* CHALLENGE
Pictures stay out of your copy, but everything else in the records below must be repeated exactly.

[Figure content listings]
━━━━━━━━━━━━━━━━━━━━

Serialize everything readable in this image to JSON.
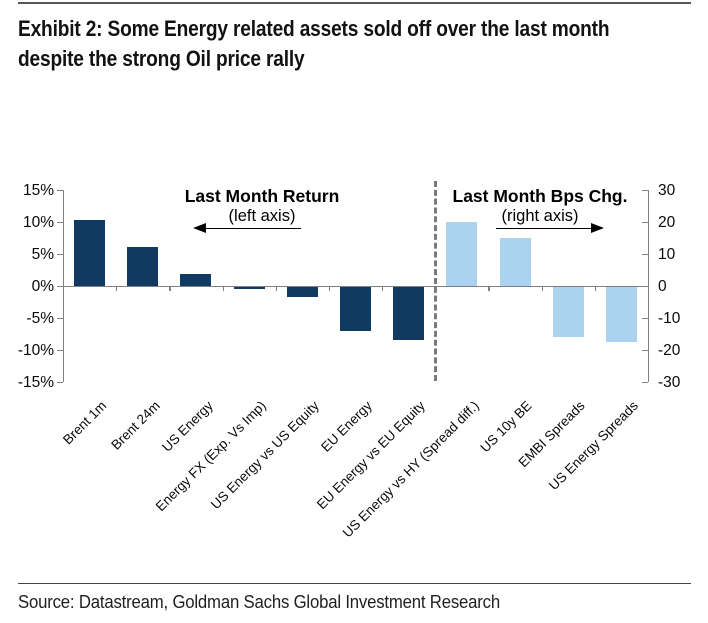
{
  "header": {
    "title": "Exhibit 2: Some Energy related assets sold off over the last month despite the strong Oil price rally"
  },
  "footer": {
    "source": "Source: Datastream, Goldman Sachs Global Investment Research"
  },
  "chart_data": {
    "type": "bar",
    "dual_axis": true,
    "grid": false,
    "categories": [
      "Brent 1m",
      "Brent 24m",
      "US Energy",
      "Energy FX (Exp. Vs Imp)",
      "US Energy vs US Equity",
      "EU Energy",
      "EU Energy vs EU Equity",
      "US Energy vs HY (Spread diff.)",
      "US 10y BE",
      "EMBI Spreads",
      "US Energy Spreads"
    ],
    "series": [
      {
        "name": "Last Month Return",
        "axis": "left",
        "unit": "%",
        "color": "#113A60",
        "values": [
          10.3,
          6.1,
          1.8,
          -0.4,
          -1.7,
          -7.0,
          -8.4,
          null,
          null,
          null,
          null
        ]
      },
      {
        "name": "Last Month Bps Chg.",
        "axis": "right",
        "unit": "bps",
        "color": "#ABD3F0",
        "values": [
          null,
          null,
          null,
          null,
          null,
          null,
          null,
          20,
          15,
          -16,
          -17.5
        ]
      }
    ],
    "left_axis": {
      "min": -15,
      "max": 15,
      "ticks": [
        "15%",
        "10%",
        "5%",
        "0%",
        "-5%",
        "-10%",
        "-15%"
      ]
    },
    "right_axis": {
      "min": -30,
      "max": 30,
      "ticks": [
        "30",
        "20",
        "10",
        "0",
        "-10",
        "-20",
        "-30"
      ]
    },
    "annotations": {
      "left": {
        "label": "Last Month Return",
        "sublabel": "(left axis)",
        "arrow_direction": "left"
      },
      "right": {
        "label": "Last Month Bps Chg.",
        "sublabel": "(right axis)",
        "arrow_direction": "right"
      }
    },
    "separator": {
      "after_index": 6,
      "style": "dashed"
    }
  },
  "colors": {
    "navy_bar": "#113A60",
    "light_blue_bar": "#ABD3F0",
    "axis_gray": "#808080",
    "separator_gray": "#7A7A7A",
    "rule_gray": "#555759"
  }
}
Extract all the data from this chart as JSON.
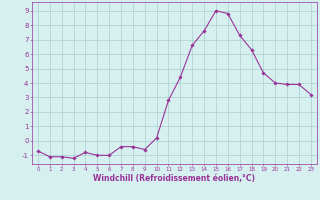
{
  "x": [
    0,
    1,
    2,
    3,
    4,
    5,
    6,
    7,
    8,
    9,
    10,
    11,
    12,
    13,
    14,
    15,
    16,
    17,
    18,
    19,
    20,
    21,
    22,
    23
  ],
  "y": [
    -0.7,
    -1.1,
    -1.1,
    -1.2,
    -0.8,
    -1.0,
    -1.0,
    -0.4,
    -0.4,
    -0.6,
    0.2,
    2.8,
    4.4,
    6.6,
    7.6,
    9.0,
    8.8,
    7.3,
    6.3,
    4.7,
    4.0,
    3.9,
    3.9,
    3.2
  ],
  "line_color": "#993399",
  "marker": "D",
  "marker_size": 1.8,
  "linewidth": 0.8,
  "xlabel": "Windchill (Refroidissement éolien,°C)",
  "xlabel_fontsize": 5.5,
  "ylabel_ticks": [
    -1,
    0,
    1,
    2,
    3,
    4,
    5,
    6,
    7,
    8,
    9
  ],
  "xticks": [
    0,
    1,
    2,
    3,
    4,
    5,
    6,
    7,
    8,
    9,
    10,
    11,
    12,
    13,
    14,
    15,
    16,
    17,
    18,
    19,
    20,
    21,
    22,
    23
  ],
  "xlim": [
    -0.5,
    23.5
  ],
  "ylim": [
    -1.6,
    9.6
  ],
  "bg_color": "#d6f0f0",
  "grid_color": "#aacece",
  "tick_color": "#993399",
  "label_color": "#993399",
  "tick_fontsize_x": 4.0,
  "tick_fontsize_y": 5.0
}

━━━━━━━━━━━━━━━━━━━━

* REPLY TO THE TASK
Serialize everything readable in this image to JSON.
{
  "header": {
    "title": "Exhibit 2: Some Energy related assets sold off over the last month despite the strong Oil price rally"
  },
  "footer": {
    "source": "Source: Datastream, Goldman Sachs Global Investment Research"
  },
  "chart_data": {
    "type": "bar",
    "dual_axis": true,
    "grid": false,
    "categories": [
      "Brent 1m",
      "Brent 24m",
      "US Energy",
      "Energy FX (Exp. Vs Imp)",
      "US Energy vs US Equity",
      "EU Energy",
      "EU Energy vs EU Equity",
      "US Energy vs HY (Spread diff.)",
      "US 10y BE",
      "EMBI Spreads",
      "US Energy Spreads"
    ],
    "series": [
      {
        "name": "Last Month Return",
        "axis": "left",
        "unit": "%",
        "color": "#113A60",
        "values": [
          10.3,
          6.1,
          1.8,
          -0.4,
          -1.7,
          -7.0,
          -8.4,
          null,
          null,
          null,
          null
        ]
      },
      {
        "name": "Last Month Bps Chg.",
        "axis": "right",
        "unit": "bps",
        "color": "#ABD3F0",
        "values": [
          null,
          null,
          null,
          null,
          null,
          null,
          null,
          20,
          15,
          -16,
          -17.5
        ]
      }
    ],
    "left_axis": {
      "min": -15,
      "max": 15,
      "ticks": [
        "15%",
        "10%",
        "5%",
        "0%",
        "-5%",
        "-10%",
        "-15%"
      ]
    },
    "right_axis": {
      "min": -30,
      "max": 30,
      "ticks": [
        "30",
        "20",
        "10",
        "0",
        "-10",
        "-20",
        "-30"
      ]
    },
    "annotations": {
      "left": {
        "label": "Last Month Return",
        "sublabel": "(left axis)",
        "arrow_direction": "left"
      },
      "right": {
        "label": "Last Month Bps Chg.",
        "sublabel": "(right axis)",
        "arrow_direction": "right"
      }
    },
    "separator": {
      "after_index": 6,
      "style": "dashed"
    }
  },
  "colors": {
    "navy_bar": "#113A60",
    "light_blue_bar": "#ABD3F0",
    "axis_gray": "#808080",
    "separator_gray": "#7A7A7A",
    "rule_gray": "#555759"
  }
}
Extract all the data from this chart as JSON.
{
  "x": [
    0,
    1,
    2,
    3,
    4,
    5,
    6,
    7,
    8,
    9,
    10,
    11,
    12,
    13,
    14,
    15,
    16,
    17,
    18,
    19,
    20,
    21,
    22,
    23
  ],
  "y": [
    -0.7,
    -1.1,
    -1.1,
    -1.2,
    -0.8,
    -1.0,
    -1.0,
    -0.4,
    -0.4,
    -0.6,
    0.2,
    2.8,
    4.4,
    6.6,
    7.6,
    9.0,
    8.8,
    7.3,
    6.3,
    4.7,
    4.0,
    3.9,
    3.9,
    3.2
  ],
  "line_color": "#993399",
  "marker": "D",
  "marker_size": 1.8,
  "linewidth": 0.8,
  "xlabel": "Windchill (Refroidissement éolien,°C)",
  "xlabel_fontsize": 5.5,
  "ylabel_ticks": [
    -1,
    0,
    1,
    2,
    3,
    4,
    5,
    6,
    7,
    8,
    9
  ],
  "xticks": [
    0,
    1,
    2,
    3,
    4,
    5,
    6,
    7,
    8,
    9,
    10,
    11,
    12,
    13,
    14,
    15,
    16,
    17,
    18,
    19,
    20,
    21,
    22,
    23
  ],
  "xlim": [
    -0.5,
    23.5
  ],
  "ylim": [
    -1.6,
    9.6
  ],
  "bg_color": "#d6f0f0",
  "grid_color": "#aacece",
  "tick_color": "#993399",
  "label_color": "#993399",
  "tick_fontsize_x": 4.0,
  "tick_fontsize_y": 5.0
}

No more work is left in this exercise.